TASK:
Print the entries below word for word, starting with the first one and ending with the line that contains "y-tick-label: 30.00% <box>1301", with both of those lines included.

RECORDS PROVIDED:
****************************************
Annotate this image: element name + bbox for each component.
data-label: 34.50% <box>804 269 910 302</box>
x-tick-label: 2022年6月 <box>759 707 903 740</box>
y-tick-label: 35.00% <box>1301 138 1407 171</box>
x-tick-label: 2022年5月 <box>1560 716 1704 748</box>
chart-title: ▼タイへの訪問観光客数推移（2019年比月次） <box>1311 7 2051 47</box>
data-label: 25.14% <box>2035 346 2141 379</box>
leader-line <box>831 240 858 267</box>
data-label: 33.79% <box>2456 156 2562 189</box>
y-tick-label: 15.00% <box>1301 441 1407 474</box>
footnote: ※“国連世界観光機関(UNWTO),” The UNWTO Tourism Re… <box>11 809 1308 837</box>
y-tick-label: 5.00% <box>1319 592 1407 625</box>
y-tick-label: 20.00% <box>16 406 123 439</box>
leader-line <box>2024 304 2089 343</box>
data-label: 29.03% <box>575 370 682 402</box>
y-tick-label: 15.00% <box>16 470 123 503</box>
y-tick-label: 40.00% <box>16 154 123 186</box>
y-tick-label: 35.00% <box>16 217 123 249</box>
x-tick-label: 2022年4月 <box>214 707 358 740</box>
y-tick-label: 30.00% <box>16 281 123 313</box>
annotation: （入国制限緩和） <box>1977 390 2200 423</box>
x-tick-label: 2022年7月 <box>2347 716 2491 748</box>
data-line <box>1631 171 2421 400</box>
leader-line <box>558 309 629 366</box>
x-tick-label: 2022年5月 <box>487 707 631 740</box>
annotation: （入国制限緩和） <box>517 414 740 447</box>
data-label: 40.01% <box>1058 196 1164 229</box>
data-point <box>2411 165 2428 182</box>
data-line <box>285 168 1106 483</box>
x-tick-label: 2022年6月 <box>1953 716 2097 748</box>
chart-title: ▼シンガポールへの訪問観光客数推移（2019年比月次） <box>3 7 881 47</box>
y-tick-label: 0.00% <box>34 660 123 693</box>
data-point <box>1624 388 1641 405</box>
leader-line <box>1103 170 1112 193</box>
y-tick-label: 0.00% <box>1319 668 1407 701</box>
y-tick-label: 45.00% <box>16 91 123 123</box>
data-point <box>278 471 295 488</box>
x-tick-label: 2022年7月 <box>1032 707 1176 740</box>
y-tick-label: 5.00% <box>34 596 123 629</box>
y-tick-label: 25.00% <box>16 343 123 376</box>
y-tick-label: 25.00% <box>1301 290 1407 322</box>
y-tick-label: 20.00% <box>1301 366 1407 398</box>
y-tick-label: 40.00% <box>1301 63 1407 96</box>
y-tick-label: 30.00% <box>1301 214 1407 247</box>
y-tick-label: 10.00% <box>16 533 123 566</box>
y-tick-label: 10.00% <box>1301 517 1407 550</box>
****************************************
OUTPUT FOR THIS EXERCISE:
Annotate this image: element name + bbox for each component.
data-label: 34.50% <box>804 269 910 302</box>
x-tick-label: 2022年6月 <box>759 707 903 740</box>
y-tick-label: 35.00% <box>1301 138 1407 171</box>
x-tick-label: 2022年5月 <box>1560 716 1704 748</box>
chart-title: ▼タイへの訪問観光客数推移（2019年比月次） <box>1311 7 2051 47</box>
data-label: 25.14% <box>2035 346 2141 379</box>
leader-line <box>831 240 858 267</box>
data-label: 33.79% <box>2456 156 2562 189</box>
y-tick-label: 15.00% <box>1301 441 1407 474</box>
footnote: ※“国連世界観光機関(UNWTO),” The UNWTO Tourism Re… <box>11 809 1308 837</box>
y-tick-label: 5.00% <box>1319 592 1407 625</box>
y-tick-label: 20.00% <box>16 406 123 439</box>
leader-line <box>2024 304 2089 343</box>
data-label: 29.03% <box>575 370 682 402</box>
y-tick-label: 15.00% <box>16 470 123 503</box>
y-tick-label: 40.00% <box>16 154 123 186</box>
y-tick-label: 35.00% <box>16 217 123 249</box>
x-tick-label: 2022年4月 <box>214 707 358 740</box>
y-tick-label: 30.00% <box>16 281 123 313</box>
annotation: （入国制限緩和） <box>1977 390 2200 423</box>
x-tick-label: 2022年7月 <box>2347 716 2491 748</box>
data-line <box>1631 171 2421 400</box>
leader-line <box>558 309 629 366</box>
x-tick-label: 2022年5月 <box>487 707 631 740</box>
annotation: （入国制限緩和） <box>517 414 740 447</box>
data-label: 40.01% <box>1058 196 1164 229</box>
data-point <box>2411 165 2428 182</box>
data-line <box>285 168 1106 483</box>
x-tick-label: 2022年6月 <box>1953 716 2097 748</box>
chart-title: ▼シンガポールへの訪問観光客数推移（2019年比月次） <box>3 7 881 47</box>
y-tick-label: 0.00% <box>34 660 123 693</box>
data-point <box>1624 388 1641 405</box>
leader-line <box>1103 170 1112 193</box>
y-tick-label: 0.00% <box>1319 668 1407 701</box>
y-tick-label: 45.00% <box>16 91 123 123</box>
data-point <box>278 471 295 488</box>
x-tick-label: 2022年7月 <box>1032 707 1176 740</box>
y-tick-label: 5.00% <box>34 596 123 629</box>
y-tick-label: 25.00% <box>16 343 123 376</box>
y-tick-label: 25.00% <box>1301 290 1407 322</box>
y-tick-label: 20.00% <box>1301 366 1407 398</box>
y-tick-label: 40.00% <box>1301 63 1407 96</box>
y-tick-label: 30.00% <box>1301 214 1407 247</box>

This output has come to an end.